> Directions for this task: Each record below should be given again exactly as it reads.

> Records to process:

*** Block opens ***

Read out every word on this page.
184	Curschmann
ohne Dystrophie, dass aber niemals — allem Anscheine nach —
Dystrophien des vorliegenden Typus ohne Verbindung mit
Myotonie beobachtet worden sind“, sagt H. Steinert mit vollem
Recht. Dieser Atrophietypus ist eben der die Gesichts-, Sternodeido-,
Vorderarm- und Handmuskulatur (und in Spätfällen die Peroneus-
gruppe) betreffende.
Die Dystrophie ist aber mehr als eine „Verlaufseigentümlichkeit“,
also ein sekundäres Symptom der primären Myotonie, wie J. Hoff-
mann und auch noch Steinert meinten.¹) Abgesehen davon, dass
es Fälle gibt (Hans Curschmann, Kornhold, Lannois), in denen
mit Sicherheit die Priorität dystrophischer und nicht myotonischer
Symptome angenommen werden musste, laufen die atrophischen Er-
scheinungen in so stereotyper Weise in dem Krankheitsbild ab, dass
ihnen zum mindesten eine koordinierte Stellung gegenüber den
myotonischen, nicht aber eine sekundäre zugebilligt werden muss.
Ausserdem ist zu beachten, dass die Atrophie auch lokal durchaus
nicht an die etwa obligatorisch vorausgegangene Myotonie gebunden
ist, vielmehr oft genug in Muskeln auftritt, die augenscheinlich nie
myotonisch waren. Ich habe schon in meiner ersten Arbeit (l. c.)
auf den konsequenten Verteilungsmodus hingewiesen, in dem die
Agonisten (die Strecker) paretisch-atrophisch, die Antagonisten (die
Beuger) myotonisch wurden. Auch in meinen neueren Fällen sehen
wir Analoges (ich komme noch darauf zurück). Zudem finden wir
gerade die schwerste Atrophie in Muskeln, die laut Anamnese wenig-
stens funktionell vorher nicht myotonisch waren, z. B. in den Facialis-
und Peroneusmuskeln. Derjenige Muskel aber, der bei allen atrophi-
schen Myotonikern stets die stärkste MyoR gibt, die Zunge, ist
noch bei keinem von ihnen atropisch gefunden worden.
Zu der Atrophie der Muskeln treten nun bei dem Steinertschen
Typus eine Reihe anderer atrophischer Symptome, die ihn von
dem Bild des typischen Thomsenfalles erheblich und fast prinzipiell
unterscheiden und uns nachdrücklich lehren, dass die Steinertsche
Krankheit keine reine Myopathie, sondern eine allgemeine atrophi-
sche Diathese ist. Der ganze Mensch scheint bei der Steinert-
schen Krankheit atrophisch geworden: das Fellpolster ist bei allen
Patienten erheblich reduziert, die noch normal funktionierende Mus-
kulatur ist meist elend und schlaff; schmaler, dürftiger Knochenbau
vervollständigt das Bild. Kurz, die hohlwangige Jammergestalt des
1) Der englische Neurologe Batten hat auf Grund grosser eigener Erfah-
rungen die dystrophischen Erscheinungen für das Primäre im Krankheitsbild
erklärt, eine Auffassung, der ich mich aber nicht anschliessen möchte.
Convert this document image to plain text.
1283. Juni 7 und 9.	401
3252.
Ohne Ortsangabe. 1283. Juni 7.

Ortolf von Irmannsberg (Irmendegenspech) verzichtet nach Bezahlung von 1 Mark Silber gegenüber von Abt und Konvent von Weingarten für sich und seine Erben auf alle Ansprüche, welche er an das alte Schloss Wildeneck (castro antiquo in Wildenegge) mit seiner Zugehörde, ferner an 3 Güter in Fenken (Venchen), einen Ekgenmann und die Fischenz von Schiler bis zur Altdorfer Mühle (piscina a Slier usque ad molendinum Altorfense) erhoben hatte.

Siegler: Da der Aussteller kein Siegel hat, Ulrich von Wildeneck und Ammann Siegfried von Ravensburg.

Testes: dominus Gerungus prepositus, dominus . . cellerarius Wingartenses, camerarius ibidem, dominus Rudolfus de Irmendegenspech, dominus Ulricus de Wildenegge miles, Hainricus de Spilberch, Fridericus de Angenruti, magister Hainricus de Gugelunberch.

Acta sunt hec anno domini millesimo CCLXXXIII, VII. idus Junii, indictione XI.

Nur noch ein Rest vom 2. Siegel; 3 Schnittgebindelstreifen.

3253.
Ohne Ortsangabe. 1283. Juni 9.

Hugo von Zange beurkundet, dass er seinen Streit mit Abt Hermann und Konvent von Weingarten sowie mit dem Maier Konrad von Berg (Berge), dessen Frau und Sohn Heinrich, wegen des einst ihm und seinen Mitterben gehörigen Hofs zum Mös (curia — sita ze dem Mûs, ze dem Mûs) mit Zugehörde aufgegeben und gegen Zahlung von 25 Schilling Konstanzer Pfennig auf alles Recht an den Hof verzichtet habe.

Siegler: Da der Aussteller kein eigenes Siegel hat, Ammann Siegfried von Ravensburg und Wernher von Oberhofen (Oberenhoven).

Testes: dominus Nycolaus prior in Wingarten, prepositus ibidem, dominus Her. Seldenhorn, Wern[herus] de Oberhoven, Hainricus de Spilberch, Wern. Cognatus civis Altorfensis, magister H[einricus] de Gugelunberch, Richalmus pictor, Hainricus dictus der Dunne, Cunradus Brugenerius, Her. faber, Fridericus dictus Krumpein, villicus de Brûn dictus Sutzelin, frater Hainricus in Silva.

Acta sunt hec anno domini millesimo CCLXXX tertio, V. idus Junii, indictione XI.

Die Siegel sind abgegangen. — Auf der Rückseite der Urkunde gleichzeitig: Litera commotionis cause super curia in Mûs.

*** Block closes ***

> Answer to the problem:
Read out every word on this page.
184	Curschmann
ohne Dystrophie, dass aber niemals — allem Anscheine nach —
Dystrophien des vorliegenden Typus ohne Verbindung mit
Myotonie beobachtet worden sind“, sagt H. Steinert mit vollem
Recht. Dieser Atrophietypus ist eben der die Gesichts-, Sternodeido-,
Vorderarm- und Handmuskulatur (und in Spätfällen die Peroneus-
gruppe) betreffende.
Die Dystrophie ist aber mehr als eine „Verlaufseigentümlichkeit“,
also ein sekundäres Symptom der primären Myotonie, wie J. Hoff-
mann und auch noch Steinert meinten.¹) Abgesehen davon, dass
es Fälle gibt (Hans Curschmann, Kornhold, Lannois), in denen
mit Sicherheit die Priorität dystrophischer und nicht myotonischer
Symptome angenommen werden musste, laufen die atrophischen Er-
scheinungen in so stereotyper Weise in dem Krankheitsbild ab, dass
ihnen zum mindesten eine koordinierte Stellung gegenüber den
myotonischen, nicht aber eine sekundäre zugebilligt werden muss.
Ausserdem ist zu beachten, dass die Atrophie auch lokal durchaus
nicht an die etwa obligatorisch vorausgegangene Myotonie gebunden
ist, vielmehr oft genug in Muskeln auftritt, die augenscheinlich nie
myotonisch waren. Ich habe schon in meiner ersten Arbeit (l. c.)
auf den konsequenten Verteilungsmodus hingewiesen, in dem die
Agonisten (die Strecker) paretisch-atrophisch, die Antagonisten (die
Beuger) myotonisch wurden. Auch in meinen neueren Fällen sehen
wir Analoges (ich komme noch darauf zurück). Zudem finden wir
gerade die schwerste Atrophie in Muskeln, die laut Anamnese wenig-
stens funktionell vorher nicht myotonisch waren, z. B. in den Facialis-
und Peroneusmuskeln. Derjenige Muskel aber, der bei allen atrophi-
schen Myotonikern stets die stärkste MyoR gibt, die Zunge, ist
noch bei keinem von ihnen atropisch gefunden worden.
Zu der Atrophie der Muskeln treten nun bei dem Steinertschen
Typus eine Reihe anderer atrophischer Symptome, die ihn von
dem Bild des typischen Thomsenfalles erheblich und fast prinzipiell
unterscheiden und uns nachdrücklich lehren, dass die Steinertsche
Krankheit keine reine Myopathie, sondern eine allgemeine atrophi-
sche Diathese ist. Der ganze Mensch scheint bei der Steinert-
schen Krankheit atrophisch geworden: das Fellpolster ist bei allen
Patienten erheblich reduziert, die noch normal funktionierende Mus-
kulatur ist meist elend und schlaff; schmaler, dürftiger Knochenbau
vervollständigt das Bild. Kurz, die hohlwangige Jammergestalt des
1) Der englische Neurologe Batten hat auf Grund grosser eigener Erfah-
rungen die dystrophischen Erscheinungen für das Primäre im Krankheitsbild
erklärt, eine Auffassung, der ich mich aber nicht anschliessen möchte.
Convert this document image to plain text.
1283. Juni 7 und 9.	401
3252.
Ohne Ortsangabe. 1283. Juni 7.

Ortolf von Irmannsberg (Irmendegenspech) verzichtet nach Bezahlung von 1 Mark Silber gegenüber von Abt und Konvent von Weingarten für sich und seine Erben auf alle Ansprüche, welche er an das alte Schloss Wildeneck (castro antiquo in Wildenegge) mit seiner Zugehörde, ferner an 3 Güter in Fenken (Venchen), einen Ekgenmann und die Fischenz von Schiler bis zur Altdorfer Mühle (piscina a Slier usque ad molendinum Altorfense) erhoben hatte.

Siegler: Da der Aussteller kein Siegel hat, Ulrich von Wildeneck und Ammann Siegfried von Ravensburg.

Testes: dominus Gerungus prepositus, dominus . . cellerarius Wingartenses, camerarius ibidem, dominus Rudolfus de Irmendegenspech, dominus Ulricus de Wildenegge miles, Hainricus de Spilberch, Fridericus de Angenruti, magister Hainricus de Gugelunberch.

Acta sunt hec anno domini millesimo CCLXXXIII, VII. idus Junii, indictione XI.

Nur noch ein Rest vom 2. Siegel; 3 Schnittgebindelstreifen.

3253.
Ohne Ortsangabe. 1283. Juni 9.

Hugo von Zange beurkundet, dass er seinen Streit mit Abt Hermann und Konvent von Weingarten sowie mit dem Maier Konrad von Berg (Berge), dessen Frau und Sohn Heinrich, wegen des einst ihm und seinen Mitterben gehörigen Hofs zum Mös (curia — sita ze dem Mûs, ze dem Mûs) mit Zugehörde aufgegeben und gegen Zahlung von 25 Schilling Konstanzer Pfennig auf alles Recht an den Hof verzichtet habe.

Siegler: Da der Aussteller kein eigenes Siegel hat, Ammann Siegfried von Ravensburg und Wernher von Oberhofen (Oberenhoven).

Testes: dominus Nycolaus prior in Wingarten, prepositus ibidem, dominus Her. Seldenhorn, Wern[herus] de Oberhoven, Hainricus de Spilberch, Wern. Cognatus civis Altorfensis, magister H[einricus] de Gugelunberch, Richalmus pictor, Hainricus dictus der Dunne, Cunradus Brugenerius, Her. faber, Fridericus dictus Krumpein, villicus de Brûn dictus Sutzelin, frater Hainricus in Silva.

Acta sunt hec anno domini millesimo CCLXXX tertio, V. idus Junii, indictione XI.

Die Siegel sind abgegangen. — Auf der Rückseite der Urkunde gleichzeitig: Litera commotionis cause super curia in Mûs.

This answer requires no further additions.